### [WHAT IS NEEDED]
Show all lines holding "Average".

### [AVAILABLE DATA]

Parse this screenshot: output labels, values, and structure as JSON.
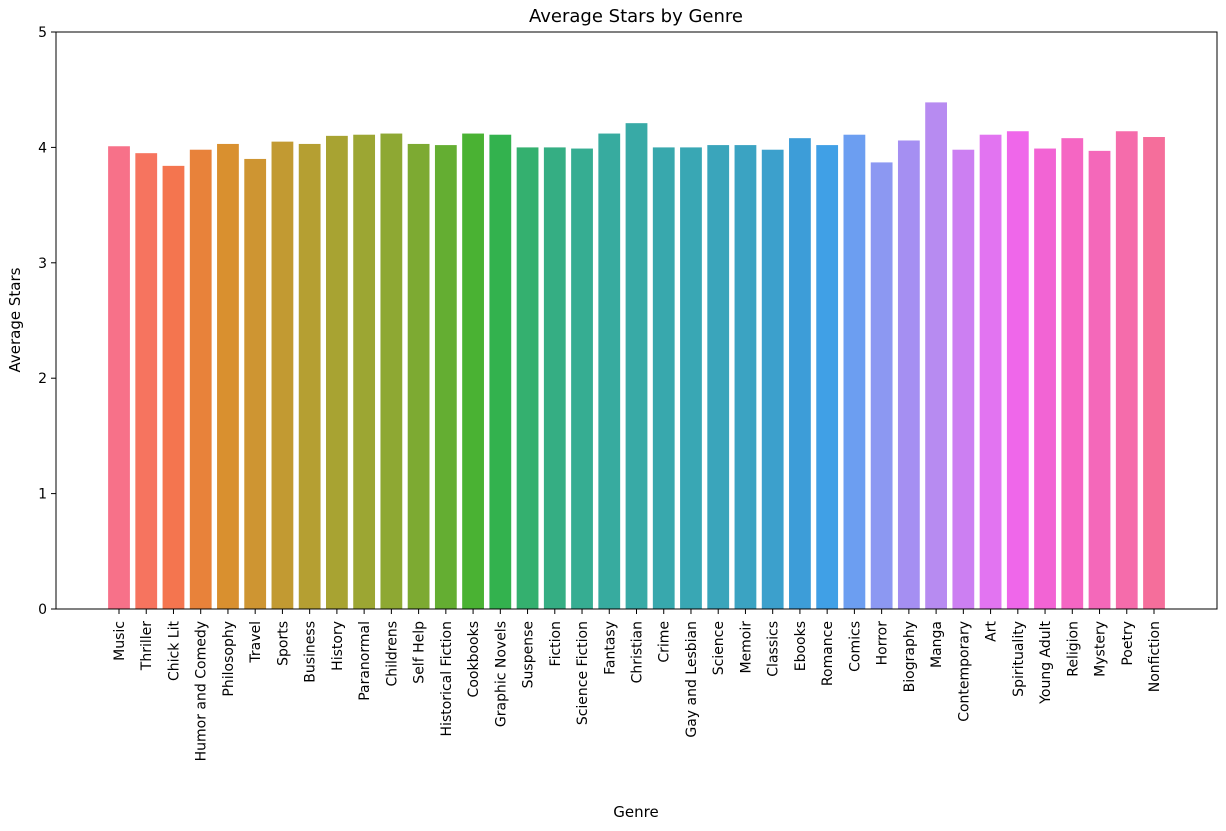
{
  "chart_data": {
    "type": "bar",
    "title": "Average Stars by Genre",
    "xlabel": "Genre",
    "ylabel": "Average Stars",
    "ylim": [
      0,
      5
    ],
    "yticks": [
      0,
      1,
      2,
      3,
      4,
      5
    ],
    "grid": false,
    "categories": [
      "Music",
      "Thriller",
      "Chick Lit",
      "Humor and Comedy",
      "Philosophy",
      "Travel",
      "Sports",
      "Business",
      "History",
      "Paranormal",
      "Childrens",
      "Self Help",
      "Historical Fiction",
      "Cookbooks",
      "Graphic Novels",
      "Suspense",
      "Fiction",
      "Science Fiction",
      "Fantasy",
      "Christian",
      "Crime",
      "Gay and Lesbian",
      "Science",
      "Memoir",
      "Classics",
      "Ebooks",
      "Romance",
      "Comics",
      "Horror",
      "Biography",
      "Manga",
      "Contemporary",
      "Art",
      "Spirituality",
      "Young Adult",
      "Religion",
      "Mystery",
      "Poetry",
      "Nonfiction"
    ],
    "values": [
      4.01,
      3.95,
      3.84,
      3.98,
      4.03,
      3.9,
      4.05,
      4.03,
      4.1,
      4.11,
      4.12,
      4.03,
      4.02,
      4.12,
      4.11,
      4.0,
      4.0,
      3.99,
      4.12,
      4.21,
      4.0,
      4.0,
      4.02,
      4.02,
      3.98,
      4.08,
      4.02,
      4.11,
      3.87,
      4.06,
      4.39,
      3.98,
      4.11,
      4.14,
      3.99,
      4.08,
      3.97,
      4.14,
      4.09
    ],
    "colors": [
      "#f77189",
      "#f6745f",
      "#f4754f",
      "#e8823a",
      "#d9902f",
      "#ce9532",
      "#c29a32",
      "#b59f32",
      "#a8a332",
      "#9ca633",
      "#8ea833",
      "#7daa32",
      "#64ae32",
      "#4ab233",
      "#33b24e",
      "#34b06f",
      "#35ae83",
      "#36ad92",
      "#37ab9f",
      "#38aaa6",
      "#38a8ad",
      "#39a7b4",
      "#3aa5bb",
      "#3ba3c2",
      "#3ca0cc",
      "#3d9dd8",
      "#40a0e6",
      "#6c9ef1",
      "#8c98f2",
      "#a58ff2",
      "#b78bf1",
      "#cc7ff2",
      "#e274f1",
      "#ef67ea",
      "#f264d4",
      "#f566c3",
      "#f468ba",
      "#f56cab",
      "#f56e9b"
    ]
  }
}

### [TASK ANSWER]
    "title": "Average Stars by Genre",
    "ylabel": "Average Stars",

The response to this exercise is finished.